■ Exercise objective
Omit all images, then return the remaining material exactly as it stands.

■ Data provided
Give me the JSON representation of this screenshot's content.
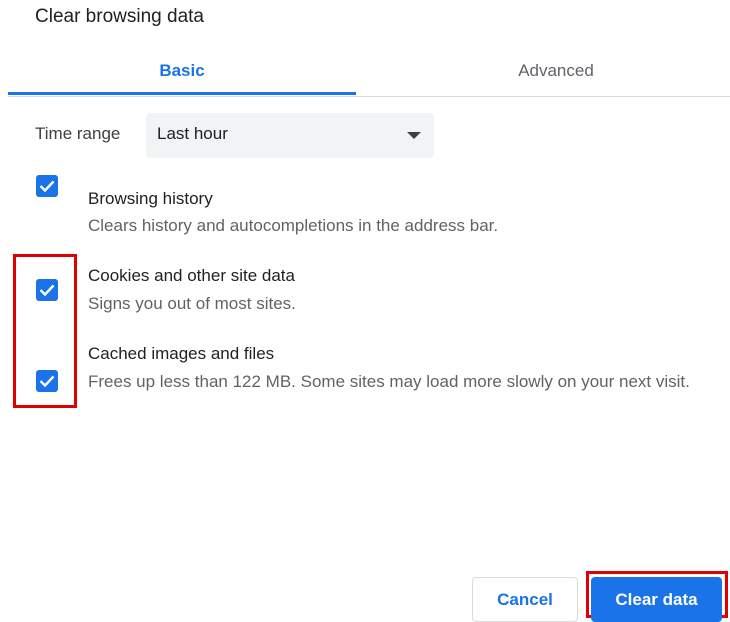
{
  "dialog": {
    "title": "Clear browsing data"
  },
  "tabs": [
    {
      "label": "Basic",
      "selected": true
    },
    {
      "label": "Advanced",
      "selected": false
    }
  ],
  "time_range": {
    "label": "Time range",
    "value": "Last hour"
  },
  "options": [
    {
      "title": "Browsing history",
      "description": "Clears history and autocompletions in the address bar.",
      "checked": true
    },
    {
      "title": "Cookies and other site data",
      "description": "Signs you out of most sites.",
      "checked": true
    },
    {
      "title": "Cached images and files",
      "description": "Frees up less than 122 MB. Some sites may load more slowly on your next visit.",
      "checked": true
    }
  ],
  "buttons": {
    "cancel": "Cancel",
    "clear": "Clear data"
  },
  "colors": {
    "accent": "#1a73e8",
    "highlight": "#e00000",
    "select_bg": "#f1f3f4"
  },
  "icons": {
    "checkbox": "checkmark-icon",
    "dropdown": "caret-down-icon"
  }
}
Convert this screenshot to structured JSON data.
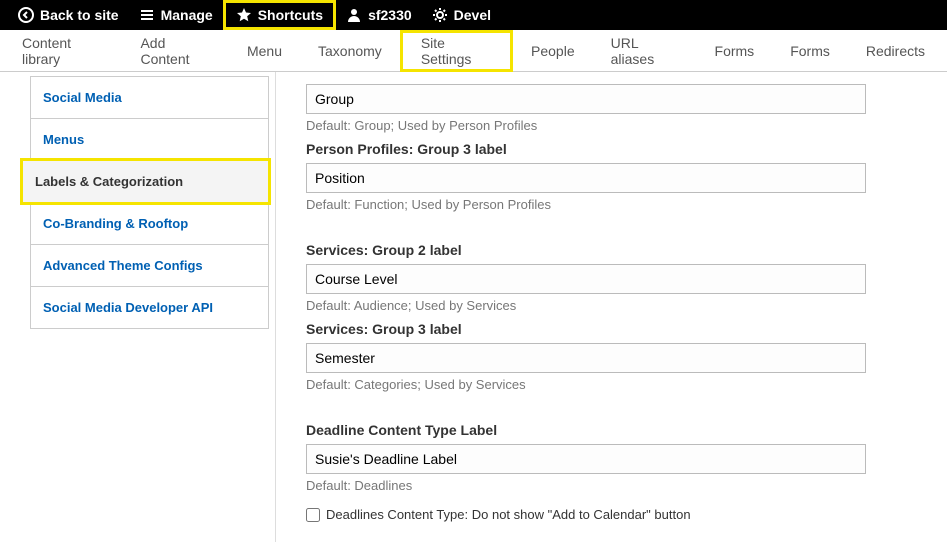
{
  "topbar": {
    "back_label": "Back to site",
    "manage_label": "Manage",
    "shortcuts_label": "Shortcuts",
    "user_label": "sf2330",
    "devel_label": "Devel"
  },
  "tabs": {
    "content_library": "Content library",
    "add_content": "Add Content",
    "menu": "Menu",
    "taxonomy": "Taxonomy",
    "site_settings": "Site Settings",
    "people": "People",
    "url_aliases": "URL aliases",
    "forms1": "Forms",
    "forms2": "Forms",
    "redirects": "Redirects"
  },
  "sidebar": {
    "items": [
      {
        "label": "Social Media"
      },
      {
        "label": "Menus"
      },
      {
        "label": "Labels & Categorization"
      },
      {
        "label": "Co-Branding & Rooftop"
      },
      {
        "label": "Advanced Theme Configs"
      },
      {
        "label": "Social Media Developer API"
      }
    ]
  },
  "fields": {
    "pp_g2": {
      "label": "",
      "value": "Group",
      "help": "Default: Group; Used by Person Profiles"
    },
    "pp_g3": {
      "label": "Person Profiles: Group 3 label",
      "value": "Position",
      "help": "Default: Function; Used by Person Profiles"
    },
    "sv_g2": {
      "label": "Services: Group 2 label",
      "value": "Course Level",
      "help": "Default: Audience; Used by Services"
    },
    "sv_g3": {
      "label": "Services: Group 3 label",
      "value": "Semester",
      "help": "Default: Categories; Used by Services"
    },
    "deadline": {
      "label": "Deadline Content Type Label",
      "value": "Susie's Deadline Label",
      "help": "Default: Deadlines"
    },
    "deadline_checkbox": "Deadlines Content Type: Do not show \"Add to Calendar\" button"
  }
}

■ Result of the exercise
Give me the JSON representation of this screenshot's content.
{
  "dialog": {
    "title": "Clear browsing data"
  },
  "tabs": [
    {
      "label": "Basic",
      "selected": true
    },
    {
      "label": "Advanced",
      "selected": false
    }
  ],
  "time_range": {
    "label": "Time range",
    "value": "Last hour"
  },
  "options": [
    {
      "title": "Browsing history",
      "description": "Clears history and autocompletions in the address bar.",
      "checked": true
    },
    {
      "title": "Cookies and other site data",
      "description": "Signs you out of most sites.",
      "checked": true
    },
    {
      "title": "Cached images and files",
      "description": "Frees up less than 122 MB. Some sites may load more slowly on your next visit.",
      "checked": true
    }
  ],
  "buttons": {
    "cancel": "Cancel",
    "clear": "Clear data"
  },
  "colors": {
    "accent": "#1a73e8",
    "highlight": "#e00000",
    "select_bg": "#f1f3f4"
  },
  "icons": {
    "checkbox": "checkmark-icon",
    "dropdown": "caret-down-icon"
  }
}
Convert this screenshot to structured JSON data.
{
  "topbar": {
    "back_label": "Back to site",
    "manage_label": "Manage",
    "shortcuts_label": "Shortcuts",
    "user_label": "sf2330",
    "devel_label": "Devel"
  },
  "tabs": {
    "content_library": "Content library",
    "add_content": "Add Content",
    "menu": "Menu",
    "taxonomy": "Taxonomy",
    "site_settings": "Site Settings",
    "people": "People",
    "url_aliases": "URL aliases",
    "forms1": "Forms",
    "forms2": "Forms",
    "redirects": "Redirects"
  },
  "sidebar": {
    "items": [
      {
        "label": "Social Media"
      },
      {
        "label": "Menus"
      },
      {
        "label": "Labels & Categorization"
      },
      {
        "label": "Co-Branding & Rooftop"
      },
      {
        "label": "Advanced Theme Configs"
      },
      {
        "label": "Social Media Developer API"
      }
    ]
  },
  "fields": {
    "pp_g2": {
      "label": "",
      "value": "Group",
      "help": "Default: Group; Used by Person Profiles"
    },
    "pp_g3": {
      "label": "Person Profiles: Group 3 label",
      "value": "Position",
      "help": "Default: Function; Used by Person Profiles"
    },
    "sv_g2": {
      "label": "Services: Group 2 label",
      "value": "Course Level",
      "help": "Default: Audience; Used by Services"
    },
    "sv_g3": {
      "label": "Services: Group 3 label",
      "value": "Semester",
      "help": "Default: Categories; Used by Services"
    },
    "deadline": {
      "label": "Deadline Content Type Label",
      "value": "Susie's Deadline Label",
      "help": "Default: Deadlines"
    },
    "deadline_checkbox": "Deadlines Content Type: Do not show \"Add to Calendar\" button"
  }
}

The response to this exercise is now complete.